Take the lines from the one containing "Give bounding boxes" through the one containing "- listing-bottom-divider: [0, 572, 580, 574]", and write only those lines out again with "listing-price" switched to "item-price" and nothing else changed.
■ ■ ■ ■
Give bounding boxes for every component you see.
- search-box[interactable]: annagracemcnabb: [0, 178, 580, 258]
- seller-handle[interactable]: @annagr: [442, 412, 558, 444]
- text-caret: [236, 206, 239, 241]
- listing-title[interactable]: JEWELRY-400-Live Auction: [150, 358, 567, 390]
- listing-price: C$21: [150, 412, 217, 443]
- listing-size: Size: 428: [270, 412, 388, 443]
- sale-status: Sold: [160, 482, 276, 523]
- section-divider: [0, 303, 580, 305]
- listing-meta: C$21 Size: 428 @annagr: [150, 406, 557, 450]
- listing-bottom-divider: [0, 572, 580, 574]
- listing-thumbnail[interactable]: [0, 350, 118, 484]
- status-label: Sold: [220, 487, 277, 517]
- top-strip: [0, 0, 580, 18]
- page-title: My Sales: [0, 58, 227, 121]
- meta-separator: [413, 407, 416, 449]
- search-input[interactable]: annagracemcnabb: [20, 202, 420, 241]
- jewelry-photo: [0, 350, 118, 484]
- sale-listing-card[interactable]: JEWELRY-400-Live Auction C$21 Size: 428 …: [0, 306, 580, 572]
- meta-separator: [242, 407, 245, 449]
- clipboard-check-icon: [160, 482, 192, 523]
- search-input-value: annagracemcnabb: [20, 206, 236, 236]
■ ■ ■ ■
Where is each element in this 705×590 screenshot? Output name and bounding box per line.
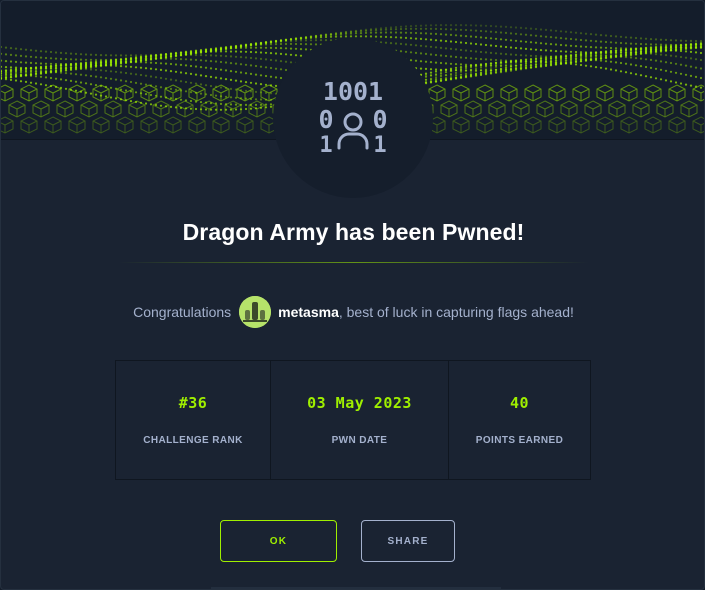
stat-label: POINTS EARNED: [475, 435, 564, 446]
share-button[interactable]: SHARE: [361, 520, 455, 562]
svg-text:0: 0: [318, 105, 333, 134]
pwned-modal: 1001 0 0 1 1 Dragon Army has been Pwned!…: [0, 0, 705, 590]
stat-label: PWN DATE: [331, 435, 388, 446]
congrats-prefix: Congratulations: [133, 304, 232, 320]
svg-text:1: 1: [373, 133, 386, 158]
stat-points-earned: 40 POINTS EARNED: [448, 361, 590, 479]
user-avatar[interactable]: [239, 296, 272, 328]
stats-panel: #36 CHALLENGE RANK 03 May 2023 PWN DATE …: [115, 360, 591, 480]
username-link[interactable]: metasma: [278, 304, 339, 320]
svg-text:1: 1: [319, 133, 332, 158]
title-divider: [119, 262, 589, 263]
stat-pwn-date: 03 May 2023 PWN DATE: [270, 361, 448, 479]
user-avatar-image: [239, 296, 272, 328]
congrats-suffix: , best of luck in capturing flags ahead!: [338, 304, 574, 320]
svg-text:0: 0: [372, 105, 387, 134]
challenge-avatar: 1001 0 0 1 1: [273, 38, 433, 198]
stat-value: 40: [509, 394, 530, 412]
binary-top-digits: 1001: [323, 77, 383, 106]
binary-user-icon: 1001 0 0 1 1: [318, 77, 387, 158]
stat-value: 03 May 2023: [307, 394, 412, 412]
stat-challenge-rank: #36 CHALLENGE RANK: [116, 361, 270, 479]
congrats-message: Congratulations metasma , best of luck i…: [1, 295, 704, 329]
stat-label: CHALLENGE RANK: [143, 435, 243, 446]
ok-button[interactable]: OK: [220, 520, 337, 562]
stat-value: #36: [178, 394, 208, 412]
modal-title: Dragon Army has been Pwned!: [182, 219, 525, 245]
■ ■ ■ ■
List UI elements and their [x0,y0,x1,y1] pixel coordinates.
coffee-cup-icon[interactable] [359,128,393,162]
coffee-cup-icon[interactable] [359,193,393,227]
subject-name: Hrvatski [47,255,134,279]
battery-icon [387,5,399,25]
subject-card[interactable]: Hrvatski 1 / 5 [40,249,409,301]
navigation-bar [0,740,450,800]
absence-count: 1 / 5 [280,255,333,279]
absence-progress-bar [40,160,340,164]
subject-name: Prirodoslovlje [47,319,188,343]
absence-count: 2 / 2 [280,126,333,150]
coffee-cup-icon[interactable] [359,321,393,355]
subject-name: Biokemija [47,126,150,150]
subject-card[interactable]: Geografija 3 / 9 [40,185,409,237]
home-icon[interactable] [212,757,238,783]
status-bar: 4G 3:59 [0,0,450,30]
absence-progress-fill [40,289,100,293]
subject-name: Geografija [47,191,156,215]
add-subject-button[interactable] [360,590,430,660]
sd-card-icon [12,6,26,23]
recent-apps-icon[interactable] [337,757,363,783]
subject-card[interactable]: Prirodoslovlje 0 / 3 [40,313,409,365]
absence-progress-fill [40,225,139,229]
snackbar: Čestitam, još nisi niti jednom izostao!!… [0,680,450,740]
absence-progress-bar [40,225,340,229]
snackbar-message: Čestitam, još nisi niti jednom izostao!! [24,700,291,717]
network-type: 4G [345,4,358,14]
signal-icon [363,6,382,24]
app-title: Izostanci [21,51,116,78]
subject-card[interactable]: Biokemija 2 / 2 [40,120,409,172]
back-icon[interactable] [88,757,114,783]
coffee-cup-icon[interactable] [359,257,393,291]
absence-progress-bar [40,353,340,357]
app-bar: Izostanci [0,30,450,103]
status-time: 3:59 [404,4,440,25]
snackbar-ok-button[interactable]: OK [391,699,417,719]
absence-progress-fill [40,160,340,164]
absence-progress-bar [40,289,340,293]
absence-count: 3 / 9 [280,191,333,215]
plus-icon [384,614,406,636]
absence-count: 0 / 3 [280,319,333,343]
■ ■ ■ ■
▶ Worked answer
Give bounding boxes for every component you see.
- search-box[interactable]: annagracemcnabb: [0, 178, 580, 258]
- seller-handle[interactable]: @annagr: [442, 412, 558, 444]
- text-caret: [236, 206, 239, 241]
- listing-title[interactable]: JEWELRY-400-Live Auction: [150, 358, 567, 390]
- item-price: C$21: [150, 412, 217, 443]
- listing-size: Size: 428: [270, 412, 388, 443]
- sale-status: Sold: [160, 482, 276, 523]
- section-divider: [0, 303, 580, 305]
- listing-meta: C$21 Size: 428 @annagr: [150, 406, 557, 450]
- listing-bottom-divider: [0, 572, 580, 574]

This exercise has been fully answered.